> Exercise requirements:
Restate every line of the material, word for word.

> Supplied records:

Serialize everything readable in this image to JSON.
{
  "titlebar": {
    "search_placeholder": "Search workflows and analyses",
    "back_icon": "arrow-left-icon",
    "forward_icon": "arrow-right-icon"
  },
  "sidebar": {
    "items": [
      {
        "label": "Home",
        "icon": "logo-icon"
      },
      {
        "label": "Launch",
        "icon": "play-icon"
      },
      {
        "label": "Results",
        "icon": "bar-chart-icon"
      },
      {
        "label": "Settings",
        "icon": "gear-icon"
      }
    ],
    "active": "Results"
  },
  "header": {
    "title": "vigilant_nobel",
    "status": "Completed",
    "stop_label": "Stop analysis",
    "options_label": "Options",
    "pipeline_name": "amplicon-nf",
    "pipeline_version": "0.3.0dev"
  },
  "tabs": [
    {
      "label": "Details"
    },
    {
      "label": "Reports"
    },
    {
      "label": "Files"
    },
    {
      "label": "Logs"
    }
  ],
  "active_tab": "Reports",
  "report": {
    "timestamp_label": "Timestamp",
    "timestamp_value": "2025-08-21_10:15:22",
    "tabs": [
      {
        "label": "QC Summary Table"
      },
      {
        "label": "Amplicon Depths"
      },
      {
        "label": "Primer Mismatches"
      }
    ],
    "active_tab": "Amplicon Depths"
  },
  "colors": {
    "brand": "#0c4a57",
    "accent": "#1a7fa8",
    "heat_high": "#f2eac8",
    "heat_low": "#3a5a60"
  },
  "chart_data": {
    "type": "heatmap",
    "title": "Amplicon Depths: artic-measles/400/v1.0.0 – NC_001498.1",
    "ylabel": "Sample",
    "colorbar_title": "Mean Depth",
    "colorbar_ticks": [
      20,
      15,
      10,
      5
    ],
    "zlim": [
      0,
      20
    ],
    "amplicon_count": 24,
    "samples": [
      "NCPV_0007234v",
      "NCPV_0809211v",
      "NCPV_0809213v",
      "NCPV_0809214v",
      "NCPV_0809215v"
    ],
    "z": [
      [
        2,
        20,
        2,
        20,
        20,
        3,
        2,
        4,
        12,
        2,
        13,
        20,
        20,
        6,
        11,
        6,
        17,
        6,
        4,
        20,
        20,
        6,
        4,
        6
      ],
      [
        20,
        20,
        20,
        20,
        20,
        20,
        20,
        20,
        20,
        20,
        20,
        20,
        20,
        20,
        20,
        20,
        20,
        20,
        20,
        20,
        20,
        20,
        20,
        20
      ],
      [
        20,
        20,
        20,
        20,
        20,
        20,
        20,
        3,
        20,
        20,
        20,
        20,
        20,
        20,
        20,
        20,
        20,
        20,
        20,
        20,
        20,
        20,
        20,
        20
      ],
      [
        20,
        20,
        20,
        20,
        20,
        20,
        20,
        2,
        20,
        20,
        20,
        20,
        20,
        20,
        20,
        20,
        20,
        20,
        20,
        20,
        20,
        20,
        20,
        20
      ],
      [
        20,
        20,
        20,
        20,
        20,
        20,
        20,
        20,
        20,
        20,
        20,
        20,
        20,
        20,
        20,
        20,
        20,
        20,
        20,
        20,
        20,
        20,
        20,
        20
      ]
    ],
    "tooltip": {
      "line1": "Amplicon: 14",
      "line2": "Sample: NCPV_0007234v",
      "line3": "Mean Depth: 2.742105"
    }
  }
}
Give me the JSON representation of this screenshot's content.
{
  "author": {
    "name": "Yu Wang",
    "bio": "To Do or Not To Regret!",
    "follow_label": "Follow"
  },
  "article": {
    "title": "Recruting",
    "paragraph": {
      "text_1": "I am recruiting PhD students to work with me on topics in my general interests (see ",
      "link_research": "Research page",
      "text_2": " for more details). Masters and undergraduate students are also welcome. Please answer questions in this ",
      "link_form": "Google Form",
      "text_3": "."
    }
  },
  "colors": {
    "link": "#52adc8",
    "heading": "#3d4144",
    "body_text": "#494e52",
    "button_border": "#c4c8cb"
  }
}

> Written response:
Serialize everything readable in this image to JSON.
{
  "titlebar": {
    "search_placeholder": "Search workflows and analyses",
    "back_icon": "arrow-left-icon",
    "forward_icon": "arrow-right-icon"
  },
  "sidebar": {
    "items": [
      {
        "label": "Home",
        "icon": "logo-icon"
      },
      {
        "label": "Launch",
        "icon": "play-icon"
      },
      {
        "label": "Results",
        "icon": "bar-chart-icon"
      },
      {
        "label": "Settings",
        "icon": "gear-icon"
      }
    ],
    "active": "Results"
  },
  "header": {
    "title": "vigilant_nobel",
    "status": "Completed",
    "stop_label": "Stop analysis",
    "options_label": "Options",
    "pipeline_name": "amplicon-nf",
    "pipeline_version": "0.3.0dev"
  },
  "tabs": [
    {
      "label": "Details"
    },
    {
      "label": "Reports"
    },
    {
      "label": "Files"
    },
    {
      "label": "Logs"
    }
  ],
  "active_tab": "Reports",
  "report": {
    "timestamp_label": "Timestamp",
    "timestamp_value": "2025-08-21_10:15:22",
    "tabs": [
      {
        "label": "QC Summary Table"
      },
      {
        "label": "Amplicon Depths"
      },
      {
        "label": "Primer Mismatches"
      }
    ],
    "active_tab": "Amplicon Depths"
  },
  "colors": {
    "brand": "#0c4a57",
    "accent": "#1a7fa8",
    "heat_high": "#f2eac8",
    "heat_low": "#3a5a60"
  },
  "chart_data": {
    "type": "heatmap",
    "title": "Amplicon Depths: artic-measles/400/v1.0.0 – NC_001498.1",
    "ylabel": "Sample",
    "colorbar_title": "Mean Depth",
    "colorbar_ticks": [
      20,
      15,
      10,
      5
    ],
    "zlim": [
      0,
      20
    ],
    "amplicon_count": 24,
    "samples": [
      "NCPV_0007234v",
      "NCPV_0809211v",
      "NCPV_0809213v",
      "NCPV_0809214v",
      "NCPV_0809215v"
    ],
    "z": [
      [
        2,
        20,
        2,
        20,
        20,
        3,
        2,
        4,
        12,
        2,
        13,
        20,
        20,
        6,
        11,
        6,
        17,
        6,
        4,
        20,
        20,
        6,
        4,
        6
      ],
      [
        20,
        20,
        20,
        20,
        20,
        20,
        20,
        20,
        20,
        20,
        20,
        20,
        20,
        20,
        20,
        20,
        20,
        20,
        20,
        20,
        20,
        20,
        20,
        20
      ],
      [
        20,
        20,
        20,
        20,
        20,
        20,
        20,
        3,
        20,
        20,
        20,
        20,
        20,
        20,
        20,
        20,
        20,
        20,
        20,
        20,
        20,
        20,
        20,
        20
      ],
      [
        20,
        20,
        20,
        20,
        20,
        20,
        20,
        2,
        20,
        20,
        20,
        20,
        20,
        20,
        20,
        20,
        20,
        20,
        20,
        20,
        20,
        20,
        20,
        20
      ],
      [
        20,
        20,
        20,
        20,
        20,
        20,
        20,
        20,
        20,
        20,
        20,
        20,
        20,
        20,
        20,
        20,
        20,
        20,
        20,
        20,
        20,
        20,
        20,
        20
      ]
    ],
    "tooltip": {
      "line1": "Amplicon: 14",
      "line2": "Sample: NCPV_0007234v",
      "line3": "Mean Depth: 2.742105"
    }
  }
}
Give me the JSON representation of this screenshot's content.
{
  "author": {
    "name": "Yu Wang",
    "bio": "To Do or Not To Regret!",
    "follow_label": "Follow"
  },
  "article": {
    "title": "Recruting",
    "paragraph": {
      "text_1": "I am recruiting PhD students to work with me on topics in my general interests (see ",
      "link_research": "Research page",
      "text_2": " for more details). Masters and undergraduate students are also welcome. Please answer questions in this ",
      "link_form": "Google Form",
      "text_3": "."
    }
  },
  "colors": {
    "link": "#52adc8",
    "heading": "#3d4144",
    "body_text": "#494e52",
    "button_border": "#c4c8cb"
  }
}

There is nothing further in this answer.